** BEGIN Given text **

Beyond Low-Pass Filters: Adaptive Feature Propagation on Graphs
Sean Li, Dongwoo Kim, Qing Wang

TL;DR
This paper introduces an adaptive GNN model that leverages spectral filters and attention mechanisms to effectively handle both homophilic and heterophilic graphs, outperforming existing methods especially on heterophilic data.
Contribution
The paper proposes a novel flexible GNN model with spectral attention that generalizes across different graph types, overcoming the homophily assumption of traditional GNNs.

** END Given text **
** BEGIN Material shown **

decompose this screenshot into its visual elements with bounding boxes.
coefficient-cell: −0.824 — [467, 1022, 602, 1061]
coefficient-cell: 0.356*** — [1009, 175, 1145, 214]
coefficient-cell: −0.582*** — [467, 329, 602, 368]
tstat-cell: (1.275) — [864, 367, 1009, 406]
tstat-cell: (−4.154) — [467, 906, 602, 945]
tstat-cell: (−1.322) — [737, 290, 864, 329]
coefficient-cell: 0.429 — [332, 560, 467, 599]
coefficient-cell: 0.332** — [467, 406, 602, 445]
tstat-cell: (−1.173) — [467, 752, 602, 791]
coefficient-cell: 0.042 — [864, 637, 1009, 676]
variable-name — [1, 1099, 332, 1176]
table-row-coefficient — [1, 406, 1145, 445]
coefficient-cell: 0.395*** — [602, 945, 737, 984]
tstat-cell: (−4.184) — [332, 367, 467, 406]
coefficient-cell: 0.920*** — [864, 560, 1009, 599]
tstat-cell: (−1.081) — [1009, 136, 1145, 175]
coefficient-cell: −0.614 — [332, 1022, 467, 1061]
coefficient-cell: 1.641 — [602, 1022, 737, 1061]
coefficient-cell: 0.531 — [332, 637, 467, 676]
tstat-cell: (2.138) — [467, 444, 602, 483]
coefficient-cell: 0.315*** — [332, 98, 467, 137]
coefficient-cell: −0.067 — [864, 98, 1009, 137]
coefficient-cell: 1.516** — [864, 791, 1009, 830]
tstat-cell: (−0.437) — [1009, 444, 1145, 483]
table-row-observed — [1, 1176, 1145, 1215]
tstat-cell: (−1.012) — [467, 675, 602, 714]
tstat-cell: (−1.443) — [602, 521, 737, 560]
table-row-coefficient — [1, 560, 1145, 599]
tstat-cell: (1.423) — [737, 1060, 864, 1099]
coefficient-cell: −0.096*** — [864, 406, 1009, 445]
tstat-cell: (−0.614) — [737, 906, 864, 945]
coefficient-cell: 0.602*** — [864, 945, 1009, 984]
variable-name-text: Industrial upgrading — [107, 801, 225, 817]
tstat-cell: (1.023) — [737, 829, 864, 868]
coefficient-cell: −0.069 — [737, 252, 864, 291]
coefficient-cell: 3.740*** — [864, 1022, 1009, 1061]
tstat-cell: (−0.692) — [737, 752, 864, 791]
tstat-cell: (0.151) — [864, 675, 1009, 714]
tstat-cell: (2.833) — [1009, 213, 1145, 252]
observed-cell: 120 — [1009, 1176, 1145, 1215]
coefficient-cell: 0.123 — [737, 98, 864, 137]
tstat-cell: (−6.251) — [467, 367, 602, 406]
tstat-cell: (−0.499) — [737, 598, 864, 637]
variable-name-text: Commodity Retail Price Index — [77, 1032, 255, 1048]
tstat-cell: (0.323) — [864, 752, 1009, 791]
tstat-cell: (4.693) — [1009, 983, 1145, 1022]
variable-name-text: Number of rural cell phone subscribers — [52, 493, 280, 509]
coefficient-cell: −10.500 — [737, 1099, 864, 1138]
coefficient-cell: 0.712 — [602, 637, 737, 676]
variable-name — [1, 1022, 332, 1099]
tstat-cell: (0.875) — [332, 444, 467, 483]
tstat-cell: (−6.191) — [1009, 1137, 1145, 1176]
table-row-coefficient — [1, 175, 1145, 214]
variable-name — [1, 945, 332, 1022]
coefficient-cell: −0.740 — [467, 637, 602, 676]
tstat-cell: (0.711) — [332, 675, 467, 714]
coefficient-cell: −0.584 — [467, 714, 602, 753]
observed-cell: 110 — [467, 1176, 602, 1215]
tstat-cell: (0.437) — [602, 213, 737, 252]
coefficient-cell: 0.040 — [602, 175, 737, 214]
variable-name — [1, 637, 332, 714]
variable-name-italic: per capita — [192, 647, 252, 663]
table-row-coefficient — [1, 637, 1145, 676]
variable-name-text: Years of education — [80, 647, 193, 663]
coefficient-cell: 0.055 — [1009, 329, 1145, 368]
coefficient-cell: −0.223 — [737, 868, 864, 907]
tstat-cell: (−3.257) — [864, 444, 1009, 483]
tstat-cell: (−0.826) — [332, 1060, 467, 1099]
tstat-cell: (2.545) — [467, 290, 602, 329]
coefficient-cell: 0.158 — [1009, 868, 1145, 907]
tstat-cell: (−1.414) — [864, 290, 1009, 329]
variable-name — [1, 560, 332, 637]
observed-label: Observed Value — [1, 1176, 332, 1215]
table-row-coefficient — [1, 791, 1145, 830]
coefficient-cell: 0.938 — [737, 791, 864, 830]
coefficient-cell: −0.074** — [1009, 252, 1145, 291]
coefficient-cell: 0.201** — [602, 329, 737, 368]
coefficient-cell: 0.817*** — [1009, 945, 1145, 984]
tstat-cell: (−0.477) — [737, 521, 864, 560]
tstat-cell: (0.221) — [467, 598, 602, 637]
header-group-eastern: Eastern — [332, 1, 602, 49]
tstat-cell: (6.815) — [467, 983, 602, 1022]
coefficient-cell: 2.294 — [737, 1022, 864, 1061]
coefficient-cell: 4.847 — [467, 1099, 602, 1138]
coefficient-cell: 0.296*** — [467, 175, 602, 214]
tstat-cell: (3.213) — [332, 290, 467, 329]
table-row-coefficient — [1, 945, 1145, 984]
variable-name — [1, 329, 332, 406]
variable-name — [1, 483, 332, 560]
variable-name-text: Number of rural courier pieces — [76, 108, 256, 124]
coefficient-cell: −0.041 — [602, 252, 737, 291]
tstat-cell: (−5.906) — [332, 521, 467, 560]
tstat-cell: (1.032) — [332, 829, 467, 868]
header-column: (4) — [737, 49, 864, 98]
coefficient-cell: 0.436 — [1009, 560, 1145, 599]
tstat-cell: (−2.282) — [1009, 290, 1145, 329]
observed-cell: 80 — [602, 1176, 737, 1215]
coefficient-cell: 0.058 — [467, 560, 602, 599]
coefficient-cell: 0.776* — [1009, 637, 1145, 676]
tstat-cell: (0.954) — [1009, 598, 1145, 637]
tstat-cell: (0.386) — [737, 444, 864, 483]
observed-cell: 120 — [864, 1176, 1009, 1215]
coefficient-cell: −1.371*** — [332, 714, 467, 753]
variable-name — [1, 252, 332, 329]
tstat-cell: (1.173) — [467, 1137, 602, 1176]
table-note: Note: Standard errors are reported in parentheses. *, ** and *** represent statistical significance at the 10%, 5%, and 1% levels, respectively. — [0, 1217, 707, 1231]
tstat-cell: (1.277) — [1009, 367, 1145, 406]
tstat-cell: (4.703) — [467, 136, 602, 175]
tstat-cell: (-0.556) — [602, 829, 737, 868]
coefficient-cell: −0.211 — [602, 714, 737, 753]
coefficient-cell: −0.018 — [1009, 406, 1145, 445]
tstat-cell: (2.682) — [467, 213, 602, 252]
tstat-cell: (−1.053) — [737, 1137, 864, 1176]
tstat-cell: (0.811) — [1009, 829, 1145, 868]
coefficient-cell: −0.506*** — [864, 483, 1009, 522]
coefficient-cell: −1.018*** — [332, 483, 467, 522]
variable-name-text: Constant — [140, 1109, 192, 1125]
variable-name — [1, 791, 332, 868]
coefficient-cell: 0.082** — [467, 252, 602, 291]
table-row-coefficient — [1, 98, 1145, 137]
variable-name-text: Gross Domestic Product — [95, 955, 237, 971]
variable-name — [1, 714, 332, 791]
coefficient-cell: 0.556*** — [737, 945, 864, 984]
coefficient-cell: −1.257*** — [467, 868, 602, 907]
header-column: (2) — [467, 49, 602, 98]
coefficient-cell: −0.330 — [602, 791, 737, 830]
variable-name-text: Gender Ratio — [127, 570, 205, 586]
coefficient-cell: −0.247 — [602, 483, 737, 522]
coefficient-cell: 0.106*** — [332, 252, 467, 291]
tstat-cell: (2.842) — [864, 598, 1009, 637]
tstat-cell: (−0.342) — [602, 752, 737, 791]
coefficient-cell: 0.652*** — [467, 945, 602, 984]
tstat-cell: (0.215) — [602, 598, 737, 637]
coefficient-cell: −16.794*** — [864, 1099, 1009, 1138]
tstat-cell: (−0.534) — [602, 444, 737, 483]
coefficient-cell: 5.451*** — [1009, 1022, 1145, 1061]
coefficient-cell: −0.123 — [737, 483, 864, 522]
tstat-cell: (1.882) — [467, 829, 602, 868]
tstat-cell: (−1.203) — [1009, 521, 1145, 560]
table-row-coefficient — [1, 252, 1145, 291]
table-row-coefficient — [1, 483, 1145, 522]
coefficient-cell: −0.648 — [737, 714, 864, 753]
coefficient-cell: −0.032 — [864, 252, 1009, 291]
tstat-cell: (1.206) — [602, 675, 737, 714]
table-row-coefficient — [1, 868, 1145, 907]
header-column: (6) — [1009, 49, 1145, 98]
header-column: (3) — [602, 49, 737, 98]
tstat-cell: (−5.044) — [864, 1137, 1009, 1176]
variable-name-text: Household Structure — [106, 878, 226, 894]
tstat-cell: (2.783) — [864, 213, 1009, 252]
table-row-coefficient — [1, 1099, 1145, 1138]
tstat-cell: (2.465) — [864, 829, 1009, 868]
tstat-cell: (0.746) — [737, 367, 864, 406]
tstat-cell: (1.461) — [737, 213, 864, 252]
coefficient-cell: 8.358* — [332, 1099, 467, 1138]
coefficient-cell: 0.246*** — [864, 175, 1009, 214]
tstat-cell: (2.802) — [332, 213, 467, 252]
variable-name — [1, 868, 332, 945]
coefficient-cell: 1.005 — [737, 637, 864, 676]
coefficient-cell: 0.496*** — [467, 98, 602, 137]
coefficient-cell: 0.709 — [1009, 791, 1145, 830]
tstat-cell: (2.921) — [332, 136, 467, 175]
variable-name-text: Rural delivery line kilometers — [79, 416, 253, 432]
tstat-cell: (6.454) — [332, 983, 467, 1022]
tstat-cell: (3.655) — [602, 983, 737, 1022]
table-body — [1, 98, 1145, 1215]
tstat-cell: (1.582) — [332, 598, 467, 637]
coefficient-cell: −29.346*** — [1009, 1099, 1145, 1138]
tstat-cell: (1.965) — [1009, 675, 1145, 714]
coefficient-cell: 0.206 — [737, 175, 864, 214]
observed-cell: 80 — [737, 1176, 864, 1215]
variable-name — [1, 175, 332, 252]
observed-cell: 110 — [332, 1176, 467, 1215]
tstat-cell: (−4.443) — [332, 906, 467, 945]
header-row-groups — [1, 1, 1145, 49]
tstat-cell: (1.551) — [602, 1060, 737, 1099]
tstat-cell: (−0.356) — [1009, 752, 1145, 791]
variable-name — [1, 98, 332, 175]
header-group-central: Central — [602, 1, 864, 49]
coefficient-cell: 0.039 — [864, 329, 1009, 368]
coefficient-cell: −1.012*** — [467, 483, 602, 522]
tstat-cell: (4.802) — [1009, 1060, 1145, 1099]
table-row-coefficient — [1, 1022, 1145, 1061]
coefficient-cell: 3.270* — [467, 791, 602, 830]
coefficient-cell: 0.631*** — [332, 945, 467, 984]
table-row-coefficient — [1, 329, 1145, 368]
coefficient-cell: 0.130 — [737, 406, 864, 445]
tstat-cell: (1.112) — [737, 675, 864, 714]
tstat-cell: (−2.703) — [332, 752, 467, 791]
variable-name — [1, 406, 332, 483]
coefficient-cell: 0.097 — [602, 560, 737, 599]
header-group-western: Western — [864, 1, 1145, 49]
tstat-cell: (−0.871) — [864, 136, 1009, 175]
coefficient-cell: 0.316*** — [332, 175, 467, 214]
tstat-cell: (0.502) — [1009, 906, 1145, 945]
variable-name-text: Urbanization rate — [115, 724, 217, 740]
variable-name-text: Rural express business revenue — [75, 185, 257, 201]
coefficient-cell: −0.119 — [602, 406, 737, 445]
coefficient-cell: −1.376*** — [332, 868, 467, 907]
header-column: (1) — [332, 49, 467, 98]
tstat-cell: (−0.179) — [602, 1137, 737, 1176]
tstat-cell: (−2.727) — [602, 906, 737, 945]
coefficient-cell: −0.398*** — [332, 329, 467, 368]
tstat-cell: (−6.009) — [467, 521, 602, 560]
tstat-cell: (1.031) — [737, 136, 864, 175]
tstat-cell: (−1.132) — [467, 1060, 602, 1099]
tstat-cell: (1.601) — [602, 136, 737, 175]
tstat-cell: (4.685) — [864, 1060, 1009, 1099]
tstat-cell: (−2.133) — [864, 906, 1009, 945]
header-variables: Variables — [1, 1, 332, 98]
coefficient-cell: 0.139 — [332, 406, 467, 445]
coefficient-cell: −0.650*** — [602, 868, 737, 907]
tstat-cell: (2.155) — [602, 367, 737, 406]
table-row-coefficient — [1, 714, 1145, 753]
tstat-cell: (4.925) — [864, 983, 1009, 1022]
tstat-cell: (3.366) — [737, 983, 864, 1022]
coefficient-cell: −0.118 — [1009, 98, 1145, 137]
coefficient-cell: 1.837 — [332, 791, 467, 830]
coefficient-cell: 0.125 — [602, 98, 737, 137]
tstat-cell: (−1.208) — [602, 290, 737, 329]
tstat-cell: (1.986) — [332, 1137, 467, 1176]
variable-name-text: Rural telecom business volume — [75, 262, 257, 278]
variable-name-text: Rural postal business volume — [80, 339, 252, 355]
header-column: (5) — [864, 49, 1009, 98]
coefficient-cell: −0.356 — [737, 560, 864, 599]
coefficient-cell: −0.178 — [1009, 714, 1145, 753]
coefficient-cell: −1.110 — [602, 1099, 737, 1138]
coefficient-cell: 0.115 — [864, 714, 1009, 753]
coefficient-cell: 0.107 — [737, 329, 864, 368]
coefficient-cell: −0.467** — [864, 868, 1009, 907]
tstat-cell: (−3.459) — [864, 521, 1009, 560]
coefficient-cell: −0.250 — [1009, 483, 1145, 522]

** END Material shown **

What this exercise asks
• 1. Duplicate the part of the paper summary starting with "Contribution" and going on through "of traditional GNNs.".
• 2. Show every line of the records that contains the string "business", matching case exactly.

Answers to the tasks
• 1.
Contribution
The paper proposes a novel flexible GNN model with spectral attention that generalizes across different graph types, overcoming the homophily assumption of traditional GNNs.

• 2.
variable-name-text: Rural express business revenue — [75, 185, 257, 201]
variable-name-text: Rural telecom business volume — [75, 262, 257, 278]
variable-name-text: Rural postal business volume — [80, 339, 252, 355]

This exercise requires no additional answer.